▶ _RAW RECORDS_
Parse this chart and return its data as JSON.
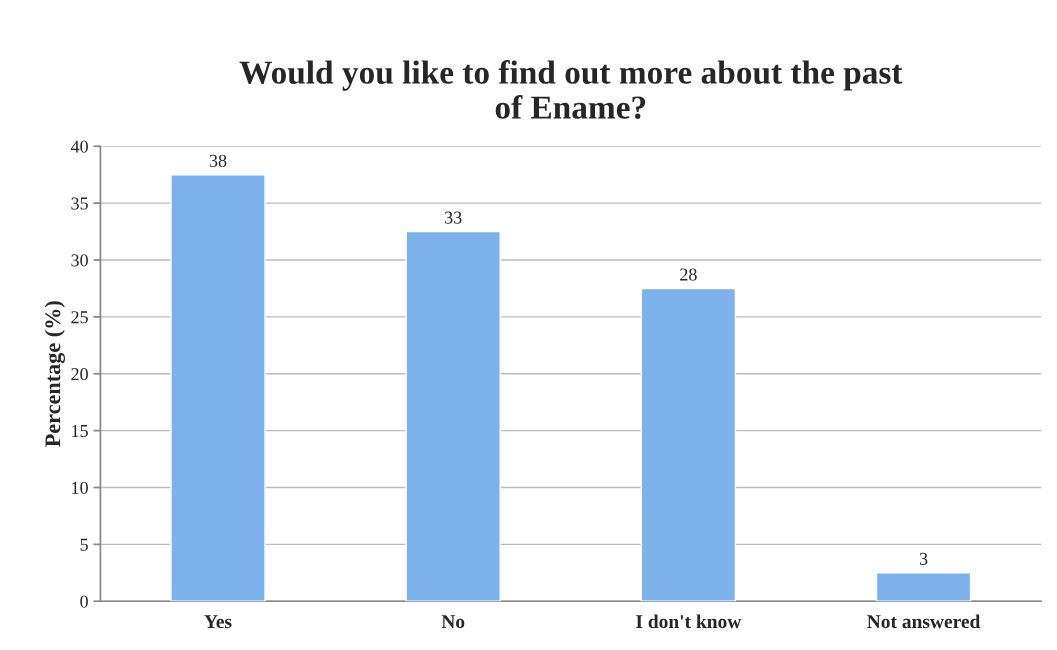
{
  "chart_data": {
    "type": "bar",
    "title": "Would you like to find out more about the past\nof Ename?",
    "ylabel": "Percentage (%)",
    "categories": [
      "Yes",
      "No",
      "I don't know",
      "Not answered"
    ],
    "values": [
      37.5,
      32.5,
      27.5,
      2.5
    ],
    "value_labels": [
      "38",
      "33",
      "28",
      "3"
    ],
    "color": "#7db1ec",
    "ylim": [
      0,
      40
    ],
    "yticks": [
      0,
      5,
      10,
      15,
      20,
      25,
      30,
      35,
      40
    ],
    "grid": "y",
    "legend": false
  }
}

▶ _SHORT TASK_
Return the listing above in full and without alteration, excluding its pictures.

▶ _TASK OUTPUT_
Parse this chart and return its data as JSON.
{
  "chart_data": {
    "type": "bar",
    "title": "Would you like to find out more about the past\nof Ename?",
    "ylabel": "Percentage (%)",
    "categories": [
      "Yes",
      "No",
      "I don't know",
      "Not answered"
    ],
    "values": [
      37.5,
      32.5,
      27.5,
      2.5
    ],
    "value_labels": [
      "38",
      "33",
      "28",
      "3"
    ],
    "color": "#7db1ec",
    "ylim": [
      0,
      40
    ],
    "yticks": [
      0,
      5,
      10,
      15,
      20,
      25,
      30,
      35,
      40
    ],
    "grid": "y",
    "legend": false
  }
}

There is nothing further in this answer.